**What is asked**. Can you output the records below exactly as they are written?

**Stored data**.

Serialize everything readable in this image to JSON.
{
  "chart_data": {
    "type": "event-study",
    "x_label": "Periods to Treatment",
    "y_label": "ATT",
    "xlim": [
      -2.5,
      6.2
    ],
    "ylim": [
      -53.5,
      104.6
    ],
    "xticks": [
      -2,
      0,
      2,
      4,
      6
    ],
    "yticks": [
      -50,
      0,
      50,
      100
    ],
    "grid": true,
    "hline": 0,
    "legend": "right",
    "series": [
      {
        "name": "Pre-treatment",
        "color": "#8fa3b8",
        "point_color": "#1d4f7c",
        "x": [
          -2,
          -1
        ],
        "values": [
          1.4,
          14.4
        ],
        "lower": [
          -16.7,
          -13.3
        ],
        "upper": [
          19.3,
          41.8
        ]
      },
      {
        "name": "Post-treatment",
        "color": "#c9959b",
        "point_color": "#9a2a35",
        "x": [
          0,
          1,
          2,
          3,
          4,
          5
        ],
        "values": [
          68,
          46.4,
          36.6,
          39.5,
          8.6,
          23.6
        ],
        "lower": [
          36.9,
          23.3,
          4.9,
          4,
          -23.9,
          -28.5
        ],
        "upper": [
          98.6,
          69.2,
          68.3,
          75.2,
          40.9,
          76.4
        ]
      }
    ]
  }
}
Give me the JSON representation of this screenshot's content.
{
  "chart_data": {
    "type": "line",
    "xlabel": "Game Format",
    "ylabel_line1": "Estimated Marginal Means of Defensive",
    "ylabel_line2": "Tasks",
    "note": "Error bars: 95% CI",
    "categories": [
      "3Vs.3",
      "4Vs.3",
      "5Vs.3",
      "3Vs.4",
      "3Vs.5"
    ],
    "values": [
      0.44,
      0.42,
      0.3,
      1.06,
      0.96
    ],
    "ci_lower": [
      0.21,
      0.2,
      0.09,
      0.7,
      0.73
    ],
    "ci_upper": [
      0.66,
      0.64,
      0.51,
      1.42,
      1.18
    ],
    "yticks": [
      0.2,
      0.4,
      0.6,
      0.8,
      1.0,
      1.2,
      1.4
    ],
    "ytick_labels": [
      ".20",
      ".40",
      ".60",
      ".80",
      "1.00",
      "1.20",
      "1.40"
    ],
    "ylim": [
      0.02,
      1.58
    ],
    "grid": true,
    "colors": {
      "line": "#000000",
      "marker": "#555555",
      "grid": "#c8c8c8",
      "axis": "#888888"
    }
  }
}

**Task answer**.
Serialize everything readable in this image to JSON.
{
  "chart_data": {
    "type": "event-study",
    "x_label": "Periods to Treatment",
    "y_label": "ATT",
    "xlim": [
      -2.5,
      6.2
    ],
    "ylim": [
      -53.5,
      104.6
    ],
    "xticks": [
      -2,
      0,
      2,
      4,
      6
    ],
    "yticks": [
      -50,
      0,
      50,
      100
    ],
    "grid": true,
    "hline": 0,
    "legend": "right",
    "series": [
      {
        "name": "Pre-treatment",
        "color": "#8fa3b8",
        "point_color": "#1d4f7c",
        "x": [
          -2,
          -1
        ],
        "values": [
          1.4,
          14.4
        ],
        "lower": [
          -16.7,
          -13.3
        ],
        "upper": [
          19.3,
          41.8
        ]
      },
      {
        "name": "Post-treatment",
        "color": "#c9959b",
        "point_color": "#9a2a35",
        "x": [
          0,
          1,
          2,
          3,
          4,
          5
        ],
        "values": [
          68,
          46.4,
          36.6,
          39.5,
          8.6,
          23.6
        ],
        "lower": [
          36.9,
          23.3,
          4.9,
          4,
          -23.9,
          -28.5
        ],
        "upper": [
          98.6,
          69.2,
          68.3,
          75.2,
          40.9,
          76.4
        ]
      }
    ]
  }
}
Give me the JSON representation of this screenshot's content.
{
  "chart_data": {
    "type": "line",
    "xlabel": "Game Format",
    "ylabel_line1": "Estimated Marginal Means of Defensive",
    "ylabel_line2": "Tasks",
    "note": "Error bars: 95% CI",
    "categories": [
      "3Vs.3",
      "4Vs.3",
      "5Vs.3",
      "3Vs.4",
      "3Vs.5"
    ],
    "values": [
      0.44,
      0.42,
      0.3,
      1.06,
      0.96
    ],
    "ci_lower": [
      0.21,
      0.2,
      0.09,
      0.7,
      0.73
    ],
    "ci_upper": [
      0.66,
      0.64,
      0.51,
      1.42,
      1.18
    ],
    "yticks": [
      0.2,
      0.4,
      0.6,
      0.8,
      1.0,
      1.2,
      1.4
    ],
    "ytick_labels": [
      ".20",
      ".40",
      ".60",
      ".80",
      "1.00",
      "1.20",
      "1.40"
    ],
    "ylim": [
      0.02,
      1.58
    ],
    "grid": true,
    "colors": {
      "line": "#000000",
      "marker": "#555555",
      "grid": "#c8c8c8",
      "axis": "#888888"
    }
  }
}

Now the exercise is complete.